►

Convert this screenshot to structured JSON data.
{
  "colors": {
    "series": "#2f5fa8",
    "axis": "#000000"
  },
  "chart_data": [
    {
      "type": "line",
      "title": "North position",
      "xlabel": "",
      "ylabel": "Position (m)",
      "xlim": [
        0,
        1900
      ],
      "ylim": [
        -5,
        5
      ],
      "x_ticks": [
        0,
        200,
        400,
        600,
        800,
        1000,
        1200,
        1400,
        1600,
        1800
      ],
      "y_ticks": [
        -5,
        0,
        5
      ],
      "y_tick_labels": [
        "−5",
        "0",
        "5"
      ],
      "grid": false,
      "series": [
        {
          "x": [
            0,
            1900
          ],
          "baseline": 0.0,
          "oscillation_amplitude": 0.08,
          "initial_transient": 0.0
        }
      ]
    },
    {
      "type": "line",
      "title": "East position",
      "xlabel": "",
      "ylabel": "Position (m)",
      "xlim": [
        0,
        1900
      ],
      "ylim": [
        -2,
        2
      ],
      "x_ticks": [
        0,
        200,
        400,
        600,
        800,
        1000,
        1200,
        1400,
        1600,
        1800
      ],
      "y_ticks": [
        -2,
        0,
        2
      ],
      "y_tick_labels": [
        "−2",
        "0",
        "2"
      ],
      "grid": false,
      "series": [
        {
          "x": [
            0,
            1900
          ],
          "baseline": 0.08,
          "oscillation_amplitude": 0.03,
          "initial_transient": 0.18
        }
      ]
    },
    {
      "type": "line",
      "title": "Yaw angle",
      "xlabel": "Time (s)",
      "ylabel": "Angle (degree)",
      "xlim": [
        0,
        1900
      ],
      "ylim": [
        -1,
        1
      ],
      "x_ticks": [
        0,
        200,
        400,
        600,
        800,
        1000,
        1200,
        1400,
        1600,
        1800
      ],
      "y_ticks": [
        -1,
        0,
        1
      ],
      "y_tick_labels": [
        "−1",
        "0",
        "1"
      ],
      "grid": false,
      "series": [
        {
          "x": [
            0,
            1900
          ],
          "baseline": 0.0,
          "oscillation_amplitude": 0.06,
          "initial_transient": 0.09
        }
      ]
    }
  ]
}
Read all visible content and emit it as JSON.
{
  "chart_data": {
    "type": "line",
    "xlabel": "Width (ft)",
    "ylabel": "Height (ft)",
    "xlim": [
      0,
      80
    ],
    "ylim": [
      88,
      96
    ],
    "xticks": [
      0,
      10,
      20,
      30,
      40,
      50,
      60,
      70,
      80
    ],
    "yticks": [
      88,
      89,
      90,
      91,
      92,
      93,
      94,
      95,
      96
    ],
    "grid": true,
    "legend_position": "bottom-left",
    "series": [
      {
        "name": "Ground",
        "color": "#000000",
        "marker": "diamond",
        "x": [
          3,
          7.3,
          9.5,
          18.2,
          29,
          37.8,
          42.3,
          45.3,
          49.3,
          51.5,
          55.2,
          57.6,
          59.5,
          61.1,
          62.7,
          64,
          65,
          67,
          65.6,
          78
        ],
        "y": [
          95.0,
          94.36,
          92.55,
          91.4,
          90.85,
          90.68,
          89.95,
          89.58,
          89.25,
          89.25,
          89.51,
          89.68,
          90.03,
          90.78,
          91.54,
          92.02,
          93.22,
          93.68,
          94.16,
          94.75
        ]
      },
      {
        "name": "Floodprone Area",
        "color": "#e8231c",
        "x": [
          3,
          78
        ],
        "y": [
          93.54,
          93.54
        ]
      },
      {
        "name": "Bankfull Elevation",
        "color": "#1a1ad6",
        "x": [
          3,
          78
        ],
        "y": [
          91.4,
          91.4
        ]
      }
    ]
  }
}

◄
►

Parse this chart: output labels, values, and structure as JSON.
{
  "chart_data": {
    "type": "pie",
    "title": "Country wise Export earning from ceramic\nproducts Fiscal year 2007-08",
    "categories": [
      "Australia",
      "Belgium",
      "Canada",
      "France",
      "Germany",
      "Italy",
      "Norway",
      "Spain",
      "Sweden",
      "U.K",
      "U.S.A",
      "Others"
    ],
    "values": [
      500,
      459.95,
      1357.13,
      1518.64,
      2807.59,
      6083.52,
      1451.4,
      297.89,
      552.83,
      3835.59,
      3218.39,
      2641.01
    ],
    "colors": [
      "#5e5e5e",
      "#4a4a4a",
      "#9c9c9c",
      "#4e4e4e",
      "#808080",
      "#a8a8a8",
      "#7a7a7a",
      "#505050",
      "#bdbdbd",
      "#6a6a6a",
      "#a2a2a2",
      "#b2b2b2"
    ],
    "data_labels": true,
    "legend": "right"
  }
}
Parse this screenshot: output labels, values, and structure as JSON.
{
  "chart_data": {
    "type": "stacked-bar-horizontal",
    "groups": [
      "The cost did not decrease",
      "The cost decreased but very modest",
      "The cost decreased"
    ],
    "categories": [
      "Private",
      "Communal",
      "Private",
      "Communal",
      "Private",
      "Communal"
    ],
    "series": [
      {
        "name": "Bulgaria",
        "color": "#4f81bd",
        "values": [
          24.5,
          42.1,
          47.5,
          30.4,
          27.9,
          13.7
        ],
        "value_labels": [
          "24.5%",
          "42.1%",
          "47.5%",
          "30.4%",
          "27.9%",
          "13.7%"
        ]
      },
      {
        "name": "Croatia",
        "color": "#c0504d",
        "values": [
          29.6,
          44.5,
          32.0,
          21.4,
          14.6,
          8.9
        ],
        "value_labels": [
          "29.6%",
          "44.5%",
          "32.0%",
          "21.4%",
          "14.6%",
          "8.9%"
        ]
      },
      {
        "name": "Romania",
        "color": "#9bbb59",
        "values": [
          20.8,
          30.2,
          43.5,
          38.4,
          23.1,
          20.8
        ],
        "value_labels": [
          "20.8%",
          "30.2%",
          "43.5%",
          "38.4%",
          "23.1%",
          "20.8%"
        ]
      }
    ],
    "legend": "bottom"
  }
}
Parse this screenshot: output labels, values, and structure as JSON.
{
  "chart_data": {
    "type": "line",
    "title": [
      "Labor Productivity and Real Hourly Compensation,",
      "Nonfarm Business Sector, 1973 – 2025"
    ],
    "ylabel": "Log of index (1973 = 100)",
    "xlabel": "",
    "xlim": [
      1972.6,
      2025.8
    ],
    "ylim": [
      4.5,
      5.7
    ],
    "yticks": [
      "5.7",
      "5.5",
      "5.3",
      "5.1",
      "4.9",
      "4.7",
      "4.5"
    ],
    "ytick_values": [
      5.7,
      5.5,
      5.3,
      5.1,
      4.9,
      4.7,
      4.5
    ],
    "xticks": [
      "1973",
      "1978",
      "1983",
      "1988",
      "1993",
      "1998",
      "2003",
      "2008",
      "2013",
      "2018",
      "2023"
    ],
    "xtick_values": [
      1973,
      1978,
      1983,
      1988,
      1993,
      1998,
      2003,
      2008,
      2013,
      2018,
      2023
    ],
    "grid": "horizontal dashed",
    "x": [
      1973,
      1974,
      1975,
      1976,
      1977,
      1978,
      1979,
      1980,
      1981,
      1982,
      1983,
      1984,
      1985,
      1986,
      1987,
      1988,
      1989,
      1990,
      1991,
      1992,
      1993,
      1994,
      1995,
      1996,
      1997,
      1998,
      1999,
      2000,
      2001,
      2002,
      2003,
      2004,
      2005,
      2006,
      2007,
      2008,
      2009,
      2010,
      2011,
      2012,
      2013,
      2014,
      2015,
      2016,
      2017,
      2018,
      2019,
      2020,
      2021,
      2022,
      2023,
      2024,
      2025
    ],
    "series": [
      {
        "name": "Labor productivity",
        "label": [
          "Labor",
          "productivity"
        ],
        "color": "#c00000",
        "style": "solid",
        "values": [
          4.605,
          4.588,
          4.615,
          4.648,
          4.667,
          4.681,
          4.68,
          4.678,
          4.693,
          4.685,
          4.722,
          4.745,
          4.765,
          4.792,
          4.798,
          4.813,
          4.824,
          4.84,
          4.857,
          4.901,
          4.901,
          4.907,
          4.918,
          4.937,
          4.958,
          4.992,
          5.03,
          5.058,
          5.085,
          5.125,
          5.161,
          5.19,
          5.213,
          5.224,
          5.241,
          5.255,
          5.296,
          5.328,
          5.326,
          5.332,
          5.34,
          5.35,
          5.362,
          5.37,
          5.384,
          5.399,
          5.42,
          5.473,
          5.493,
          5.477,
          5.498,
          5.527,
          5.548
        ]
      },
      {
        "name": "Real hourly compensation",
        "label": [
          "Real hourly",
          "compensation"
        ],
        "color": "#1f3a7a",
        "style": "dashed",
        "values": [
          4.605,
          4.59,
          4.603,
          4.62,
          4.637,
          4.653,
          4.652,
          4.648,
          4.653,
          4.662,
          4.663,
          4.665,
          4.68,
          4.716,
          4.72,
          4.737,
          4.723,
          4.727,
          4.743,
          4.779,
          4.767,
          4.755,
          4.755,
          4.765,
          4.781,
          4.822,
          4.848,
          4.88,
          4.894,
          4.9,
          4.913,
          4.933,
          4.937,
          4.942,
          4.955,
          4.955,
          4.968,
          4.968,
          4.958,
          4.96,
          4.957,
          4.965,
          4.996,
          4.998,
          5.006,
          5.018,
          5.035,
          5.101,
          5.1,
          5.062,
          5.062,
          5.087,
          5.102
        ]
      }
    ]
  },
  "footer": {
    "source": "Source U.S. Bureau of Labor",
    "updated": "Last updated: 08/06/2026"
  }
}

◄

#### [What is being asked]
Collect the lines of the data that carry the word "decreased".

#### [Result]
      "The cost decreased but very modest",
      "The cost decreased"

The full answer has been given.